Task instructions:
Check every line below for the string "Raft", and copy the lines that contain it.

'''

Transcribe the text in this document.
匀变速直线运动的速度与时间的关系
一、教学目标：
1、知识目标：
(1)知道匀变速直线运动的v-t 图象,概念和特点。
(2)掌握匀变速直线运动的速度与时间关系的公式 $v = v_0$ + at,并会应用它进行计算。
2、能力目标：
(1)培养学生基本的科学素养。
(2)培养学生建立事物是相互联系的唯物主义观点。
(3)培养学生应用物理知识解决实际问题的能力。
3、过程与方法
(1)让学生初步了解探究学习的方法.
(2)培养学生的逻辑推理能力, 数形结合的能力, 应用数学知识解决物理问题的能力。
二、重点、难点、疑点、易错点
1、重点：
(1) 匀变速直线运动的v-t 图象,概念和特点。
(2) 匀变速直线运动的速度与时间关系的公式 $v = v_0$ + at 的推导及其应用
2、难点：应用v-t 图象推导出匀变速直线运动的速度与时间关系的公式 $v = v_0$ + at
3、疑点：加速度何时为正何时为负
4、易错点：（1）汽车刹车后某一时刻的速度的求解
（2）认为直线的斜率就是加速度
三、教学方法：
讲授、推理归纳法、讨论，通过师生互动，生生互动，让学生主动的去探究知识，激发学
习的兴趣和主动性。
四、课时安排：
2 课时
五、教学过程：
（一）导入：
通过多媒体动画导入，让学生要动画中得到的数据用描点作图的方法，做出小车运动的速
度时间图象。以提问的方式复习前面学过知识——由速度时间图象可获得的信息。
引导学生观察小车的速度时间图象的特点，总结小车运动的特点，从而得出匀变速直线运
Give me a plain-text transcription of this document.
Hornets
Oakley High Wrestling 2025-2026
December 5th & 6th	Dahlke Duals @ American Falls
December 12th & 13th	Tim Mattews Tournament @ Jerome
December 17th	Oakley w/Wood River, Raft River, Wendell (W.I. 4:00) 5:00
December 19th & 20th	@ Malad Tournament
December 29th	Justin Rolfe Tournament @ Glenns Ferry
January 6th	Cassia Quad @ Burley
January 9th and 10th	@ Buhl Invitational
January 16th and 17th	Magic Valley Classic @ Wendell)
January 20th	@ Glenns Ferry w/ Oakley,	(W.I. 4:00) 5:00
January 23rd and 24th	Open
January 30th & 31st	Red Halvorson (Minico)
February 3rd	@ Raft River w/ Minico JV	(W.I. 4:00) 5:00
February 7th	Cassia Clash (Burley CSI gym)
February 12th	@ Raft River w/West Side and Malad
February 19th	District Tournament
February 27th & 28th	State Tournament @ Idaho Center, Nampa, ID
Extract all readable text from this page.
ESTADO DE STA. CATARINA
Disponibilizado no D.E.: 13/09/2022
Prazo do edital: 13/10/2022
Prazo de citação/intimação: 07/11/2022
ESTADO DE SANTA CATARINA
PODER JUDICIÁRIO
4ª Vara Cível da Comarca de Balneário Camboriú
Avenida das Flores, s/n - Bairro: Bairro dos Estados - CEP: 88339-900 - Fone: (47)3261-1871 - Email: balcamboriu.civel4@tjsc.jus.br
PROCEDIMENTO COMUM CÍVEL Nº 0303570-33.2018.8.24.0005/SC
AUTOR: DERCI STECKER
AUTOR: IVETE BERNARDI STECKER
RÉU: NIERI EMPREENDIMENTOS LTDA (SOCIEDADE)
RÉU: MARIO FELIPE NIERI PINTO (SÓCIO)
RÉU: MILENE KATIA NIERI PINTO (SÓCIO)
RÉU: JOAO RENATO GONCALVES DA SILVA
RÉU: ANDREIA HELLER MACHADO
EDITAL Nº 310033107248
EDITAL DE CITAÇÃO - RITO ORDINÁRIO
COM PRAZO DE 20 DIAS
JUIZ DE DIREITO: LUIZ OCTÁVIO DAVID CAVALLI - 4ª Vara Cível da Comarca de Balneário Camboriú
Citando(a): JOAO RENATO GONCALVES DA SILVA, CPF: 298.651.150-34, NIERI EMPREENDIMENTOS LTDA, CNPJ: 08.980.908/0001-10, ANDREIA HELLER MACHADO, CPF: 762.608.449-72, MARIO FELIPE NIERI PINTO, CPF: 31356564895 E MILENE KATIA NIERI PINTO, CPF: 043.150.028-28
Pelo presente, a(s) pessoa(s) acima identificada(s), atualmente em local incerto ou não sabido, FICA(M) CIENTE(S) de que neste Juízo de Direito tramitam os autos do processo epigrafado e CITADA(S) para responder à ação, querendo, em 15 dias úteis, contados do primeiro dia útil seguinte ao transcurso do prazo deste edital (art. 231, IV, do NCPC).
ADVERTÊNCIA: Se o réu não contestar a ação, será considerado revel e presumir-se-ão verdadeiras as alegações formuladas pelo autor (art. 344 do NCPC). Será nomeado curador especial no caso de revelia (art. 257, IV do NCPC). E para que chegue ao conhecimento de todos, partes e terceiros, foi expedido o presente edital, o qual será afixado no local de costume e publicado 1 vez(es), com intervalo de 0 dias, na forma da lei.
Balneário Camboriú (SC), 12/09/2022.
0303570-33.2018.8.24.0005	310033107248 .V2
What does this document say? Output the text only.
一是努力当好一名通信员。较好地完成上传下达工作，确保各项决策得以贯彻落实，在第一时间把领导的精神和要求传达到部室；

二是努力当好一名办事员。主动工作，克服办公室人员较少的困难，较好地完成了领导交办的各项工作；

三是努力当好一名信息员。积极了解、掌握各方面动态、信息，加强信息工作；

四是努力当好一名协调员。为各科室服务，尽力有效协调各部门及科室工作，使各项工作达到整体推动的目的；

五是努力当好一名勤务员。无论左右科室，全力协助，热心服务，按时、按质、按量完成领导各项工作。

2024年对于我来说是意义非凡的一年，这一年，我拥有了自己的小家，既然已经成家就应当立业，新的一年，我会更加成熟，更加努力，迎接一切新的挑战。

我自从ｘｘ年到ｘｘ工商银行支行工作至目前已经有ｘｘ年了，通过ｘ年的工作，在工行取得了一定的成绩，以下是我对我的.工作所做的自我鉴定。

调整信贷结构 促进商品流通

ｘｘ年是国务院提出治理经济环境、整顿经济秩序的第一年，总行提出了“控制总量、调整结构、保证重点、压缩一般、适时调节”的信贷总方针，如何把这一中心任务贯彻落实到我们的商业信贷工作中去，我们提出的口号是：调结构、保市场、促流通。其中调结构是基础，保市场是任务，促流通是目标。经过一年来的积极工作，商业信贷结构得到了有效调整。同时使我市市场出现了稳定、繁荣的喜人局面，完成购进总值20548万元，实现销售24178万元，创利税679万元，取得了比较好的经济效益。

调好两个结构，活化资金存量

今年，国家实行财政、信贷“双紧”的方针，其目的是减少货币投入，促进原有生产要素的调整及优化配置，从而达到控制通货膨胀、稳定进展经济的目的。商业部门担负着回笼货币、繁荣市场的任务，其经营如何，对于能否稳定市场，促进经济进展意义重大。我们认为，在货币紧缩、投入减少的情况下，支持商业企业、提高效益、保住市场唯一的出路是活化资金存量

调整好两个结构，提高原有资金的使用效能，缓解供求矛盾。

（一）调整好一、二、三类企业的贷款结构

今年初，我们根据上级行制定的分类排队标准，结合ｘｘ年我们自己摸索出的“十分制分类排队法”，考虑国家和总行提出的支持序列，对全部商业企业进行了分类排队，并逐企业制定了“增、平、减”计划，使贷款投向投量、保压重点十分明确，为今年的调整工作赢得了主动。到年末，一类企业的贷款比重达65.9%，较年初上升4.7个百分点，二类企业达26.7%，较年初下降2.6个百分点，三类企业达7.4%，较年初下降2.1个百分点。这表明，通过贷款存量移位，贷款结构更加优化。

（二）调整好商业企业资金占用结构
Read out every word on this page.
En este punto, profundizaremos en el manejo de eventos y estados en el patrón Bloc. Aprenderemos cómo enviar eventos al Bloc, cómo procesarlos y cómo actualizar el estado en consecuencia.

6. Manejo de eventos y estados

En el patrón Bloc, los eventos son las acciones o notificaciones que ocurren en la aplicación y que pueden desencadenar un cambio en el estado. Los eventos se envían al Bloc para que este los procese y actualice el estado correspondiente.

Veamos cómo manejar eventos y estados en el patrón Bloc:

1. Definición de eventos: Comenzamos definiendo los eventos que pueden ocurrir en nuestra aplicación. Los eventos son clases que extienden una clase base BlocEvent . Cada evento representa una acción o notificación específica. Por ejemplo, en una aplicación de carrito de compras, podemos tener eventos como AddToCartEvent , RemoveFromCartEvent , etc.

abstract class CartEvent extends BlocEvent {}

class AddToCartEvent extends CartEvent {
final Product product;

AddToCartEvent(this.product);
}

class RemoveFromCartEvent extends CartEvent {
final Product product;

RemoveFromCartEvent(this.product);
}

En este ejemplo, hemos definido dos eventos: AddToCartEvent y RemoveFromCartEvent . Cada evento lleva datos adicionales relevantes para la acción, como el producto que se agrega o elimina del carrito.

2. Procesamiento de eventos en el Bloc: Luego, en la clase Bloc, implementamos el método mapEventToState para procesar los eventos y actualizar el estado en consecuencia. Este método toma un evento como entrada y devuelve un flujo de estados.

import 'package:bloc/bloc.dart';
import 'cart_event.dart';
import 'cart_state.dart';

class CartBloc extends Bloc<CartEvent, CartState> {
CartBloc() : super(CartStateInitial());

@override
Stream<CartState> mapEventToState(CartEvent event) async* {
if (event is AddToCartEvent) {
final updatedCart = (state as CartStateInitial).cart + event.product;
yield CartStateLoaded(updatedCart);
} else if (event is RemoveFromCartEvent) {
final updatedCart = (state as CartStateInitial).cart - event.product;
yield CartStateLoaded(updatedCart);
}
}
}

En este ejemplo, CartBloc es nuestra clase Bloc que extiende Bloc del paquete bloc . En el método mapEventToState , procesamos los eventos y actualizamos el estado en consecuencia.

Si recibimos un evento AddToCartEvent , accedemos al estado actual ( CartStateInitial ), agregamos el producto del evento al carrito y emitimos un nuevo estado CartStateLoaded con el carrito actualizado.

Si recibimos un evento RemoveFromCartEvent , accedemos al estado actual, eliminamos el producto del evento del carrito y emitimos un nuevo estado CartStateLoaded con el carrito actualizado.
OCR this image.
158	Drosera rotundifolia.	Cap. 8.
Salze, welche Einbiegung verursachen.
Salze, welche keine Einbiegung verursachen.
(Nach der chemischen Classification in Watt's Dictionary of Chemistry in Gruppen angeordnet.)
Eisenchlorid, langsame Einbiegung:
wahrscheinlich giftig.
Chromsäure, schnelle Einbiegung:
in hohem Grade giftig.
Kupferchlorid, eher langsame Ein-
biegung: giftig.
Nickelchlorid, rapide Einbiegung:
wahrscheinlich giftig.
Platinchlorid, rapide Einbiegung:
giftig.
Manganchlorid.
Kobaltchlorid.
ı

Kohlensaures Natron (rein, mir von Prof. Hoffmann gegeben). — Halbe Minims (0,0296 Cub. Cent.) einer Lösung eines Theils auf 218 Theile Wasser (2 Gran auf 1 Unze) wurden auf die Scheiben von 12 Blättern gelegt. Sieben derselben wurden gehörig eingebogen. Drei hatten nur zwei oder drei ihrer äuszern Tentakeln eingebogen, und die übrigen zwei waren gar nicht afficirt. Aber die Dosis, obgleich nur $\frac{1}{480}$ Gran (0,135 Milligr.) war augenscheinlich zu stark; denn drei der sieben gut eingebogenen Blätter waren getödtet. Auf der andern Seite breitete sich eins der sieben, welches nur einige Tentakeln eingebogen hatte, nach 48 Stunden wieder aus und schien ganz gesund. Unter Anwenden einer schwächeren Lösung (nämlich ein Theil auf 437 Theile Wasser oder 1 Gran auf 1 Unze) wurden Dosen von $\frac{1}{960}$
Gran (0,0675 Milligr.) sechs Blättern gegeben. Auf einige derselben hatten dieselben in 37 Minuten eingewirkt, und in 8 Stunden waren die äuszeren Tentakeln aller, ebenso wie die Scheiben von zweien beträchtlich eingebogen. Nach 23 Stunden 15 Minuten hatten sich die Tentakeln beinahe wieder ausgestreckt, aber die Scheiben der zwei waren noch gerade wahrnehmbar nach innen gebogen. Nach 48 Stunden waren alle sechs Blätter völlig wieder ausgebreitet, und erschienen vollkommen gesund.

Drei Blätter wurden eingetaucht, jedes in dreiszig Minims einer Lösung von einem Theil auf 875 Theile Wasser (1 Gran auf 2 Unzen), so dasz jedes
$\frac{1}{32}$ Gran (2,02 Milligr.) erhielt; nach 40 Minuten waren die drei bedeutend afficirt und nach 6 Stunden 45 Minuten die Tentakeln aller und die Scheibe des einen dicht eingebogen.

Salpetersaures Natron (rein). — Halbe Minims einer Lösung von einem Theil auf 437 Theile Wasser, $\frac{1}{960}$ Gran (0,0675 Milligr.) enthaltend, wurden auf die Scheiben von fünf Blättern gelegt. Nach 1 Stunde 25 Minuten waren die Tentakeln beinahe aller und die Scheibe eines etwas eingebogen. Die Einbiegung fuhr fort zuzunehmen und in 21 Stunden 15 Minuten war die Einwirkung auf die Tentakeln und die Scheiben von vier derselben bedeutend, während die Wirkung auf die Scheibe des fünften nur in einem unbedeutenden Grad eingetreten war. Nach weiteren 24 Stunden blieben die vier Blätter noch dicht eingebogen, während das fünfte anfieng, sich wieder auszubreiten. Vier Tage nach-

'''

Final result:
December 17th	Oakley w/Wood River, Raft River, Wendell (W.I. 4:00) 5:00
February 3rd	@ Raft River w/ Minico JV	(W.I. 4:00) 5:00
February 12th	@ Raft River w/West Side and Malad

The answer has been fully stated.